#### WORK TO COMPLETE:
Copy the listing below word for word, starting at the line that contains "393, 599, 396]" and ending after the line that contains "x-tick-layer: 05-06 05-21".

++++++

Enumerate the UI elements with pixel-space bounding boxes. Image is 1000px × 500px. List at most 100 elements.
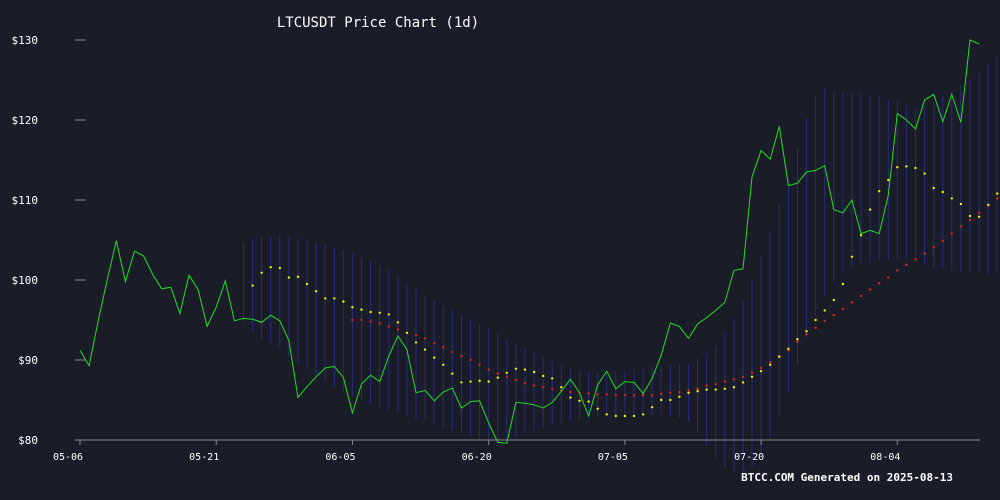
ma-long-point	[596, 393, 599, 396]
ma-short-point	[705, 388, 708, 391]
ma-short-point	[342, 300, 345, 303]
ma-short-point	[987, 203, 990, 206]
ma-short-point	[641, 413, 645, 416]
ma-long-point	[650, 394, 654, 397]
ma-long-point	[514, 378, 518, 382]
ma-long-point	[632, 394, 636, 397]
ma-long-point	[442, 346, 445, 349]
ma-long-point	[841, 307, 845, 310]
price-line	[79, 39, 980, 444]
ma-long-point	[814, 326, 817, 330]
chart-footer: BTCC.COM Generated on 2025-08-13	[741, 471, 953, 484]
ma-short-point	[814, 318, 817, 322]
ma-long-point	[923, 252, 926, 255]
ma-long-point	[959, 225, 963, 228]
y-tick-label: $90	[18, 354, 38, 367]
ma-long-point	[932, 246, 935, 249]
ma-long-point	[750, 371, 754, 374]
ma-long-point	[914, 258, 917, 261]
ma-short-point	[741, 381, 745, 384]
band-layer	[243, 56, 998, 473]
ma-short-point	[414, 341, 418, 344]
ma-short-point	[878, 190, 881, 193]
ma-long-point	[859, 294, 863, 298]
ma-short-point	[451, 372, 454, 375]
ma-short-point	[296, 275, 300, 278]
ma-long-point	[705, 384, 708, 387]
ma-short-point	[560, 386, 563, 389]
ma-long-point	[587, 392, 590, 395]
ma-long-point	[660, 392, 663, 395]
ma-long-point	[369, 320, 372, 323]
chart-title: LTCUSDT Price Chart (1d)	[277, 15, 479, 31]
ma-short-point	[868, 208, 872, 211]
ma-short-point	[251, 284, 254, 287]
ma-short-point	[632, 414, 636, 418]
ma-short-point	[551, 377, 554, 380]
x-tick-label: 06-20	[462, 452, 492, 463]
ma-short-point	[514, 367, 518, 370]
ma-long-point	[687, 389, 690, 392]
ma-long-point	[732, 378, 736, 381]
ma-long-point	[850, 301, 854, 304]
x-tick-layer: 05-06 05-21 06-05 06-20 07-05 07-20 08-04	[53, 440, 900, 463]
x-tick-label: 06-05	[325, 452, 355, 463]
ma-short-point	[305, 282, 309, 286]
ma-short-point	[333, 297, 336, 300]
ma-short-point	[696, 390, 699, 393]
ma-short-point	[496, 376, 499, 379]
ma-short-point	[759, 370, 763, 373]
ma-short-point	[732, 386, 736, 389]
ma-short-point	[433, 356, 436, 359]
ma-long-point	[905, 263, 908, 266]
ma-long-point	[478, 363, 481, 366]
ma-short-point	[896, 166, 899, 169]
ma-short-point	[324, 297, 327, 300]
x-tick-label: 07-20	[734, 452, 764, 463]
y-tick-label: $130	[12, 34, 39, 47]
ma-long-point	[496, 372, 499, 375]
ma-short-point	[932, 186, 935, 190]
ma-short-point	[469, 380, 472, 383]
ma-short-point	[923, 172, 926, 175]
ma-short-point	[714, 388, 717, 391]
ma-long-point	[360, 318, 363, 322]
ma-long-point	[796, 340, 799, 343]
ma-short-point	[387, 313, 390, 316]
ma-short-point	[968, 214, 972, 218]
ma-short-point	[950, 197, 953, 200]
ma-short-point	[623, 414, 627, 418]
ma-long-point	[941, 239, 944, 242]
ma-short-point	[796, 338, 799, 341]
ma-long-point	[569, 390, 572, 394]
ma-long-point	[551, 387, 554, 390]
ma-short-point	[478, 379, 481, 382]
ma-short-point	[396, 321, 400, 324]
x-tick-label: 05-21	[189, 452, 219, 463]
ma-short-point	[769, 363, 772, 366]
x-tick-label: 07-05	[598, 452, 628, 463]
ma-short-point	[750, 375, 754, 378]
ma-long-point	[669, 391, 672, 394]
ma-long-point	[968, 218, 972, 222]
y-tick-layer: $80 $90 $100 $110 $120 $130	[12, 34, 86, 447]
ma-long-point	[605, 393, 608, 396]
ma-long-point	[423, 337, 427, 340]
ma-long-point	[896, 269, 899, 272]
ma-short-point	[859, 234, 863, 237]
ma-short-point	[787, 347, 790, 350]
ma-long-point	[950, 232, 953, 235]
ma-long-point	[714, 382, 717, 386]
ma-long-point	[433, 342, 436, 345]
ma-short-point	[778, 355, 781, 358]
ma-long-point	[505, 375, 508, 378]
ma-short-point	[369, 310, 372, 314]
ma-short-point	[278, 266, 281, 270]
ma-long-point	[614, 394, 617, 397]
ma-long-point	[623, 394, 627, 397]
ma-short-point	[569, 396, 572, 399]
ma-short-point	[505, 371, 508, 374]
ma-long-point	[696, 387, 699, 390]
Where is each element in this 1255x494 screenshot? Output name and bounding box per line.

++++++

#### ANSWER TO THIS PROBLEM:
ma-long-point	[596, 393, 599, 396]
ma-short-point	[705, 388, 708, 391]
ma-short-point	[342, 300, 345, 303]
ma-short-point	[987, 203, 990, 206]
ma-short-point	[641, 413, 645, 416]
ma-long-point	[650, 394, 654, 397]
ma-long-point	[514, 378, 518, 382]
ma-long-point	[632, 394, 636, 397]
ma-long-point	[442, 346, 445, 349]
ma-long-point	[841, 307, 845, 310]
price-line	[79, 39, 980, 444]
ma-long-point	[814, 326, 817, 330]
chart-footer: BTCC.COM Generated on 2025-08-13	[741, 471, 953, 484]
ma-short-point	[814, 318, 817, 322]
ma-long-point	[923, 252, 926, 255]
ma-long-point	[959, 225, 963, 228]
y-tick-label: $90	[18, 354, 38, 367]
ma-long-point	[932, 246, 935, 249]
ma-long-point	[750, 371, 754, 374]
ma-long-point	[914, 258, 917, 261]
ma-short-point	[741, 381, 745, 384]
band-layer	[243, 56, 998, 473]
ma-short-point	[414, 341, 418, 344]
ma-short-point	[878, 190, 881, 193]
ma-long-point	[859, 294, 863, 298]
ma-short-point	[451, 372, 454, 375]
ma-short-point	[296, 275, 300, 278]
ma-long-point	[705, 384, 708, 387]
ma-short-point	[560, 386, 563, 389]
ma-long-point	[587, 392, 590, 395]
ma-long-point	[660, 392, 663, 395]
ma-long-point	[369, 320, 372, 323]
chart-title: LTCUSDT Price Chart (1d)	[277, 15, 479, 31]
ma-short-point	[868, 208, 872, 211]
ma-short-point	[251, 284, 254, 287]
ma-short-point	[632, 414, 636, 418]
ma-short-point	[551, 377, 554, 380]
x-tick-label: 06-20	[462, 452, 492, 463]
ma-short-point	[514, 367, 518, 370]
ma-long-point	[687, 389, 690, 392]
ma-long-point	[732, 378, 736, 381]
ma-long-point	[850, 301, 854, 304]
x-tick-layer: 05-06 05-21 06-05 06-20 07-05 07-20 08-04	[53, 440, 900, 463]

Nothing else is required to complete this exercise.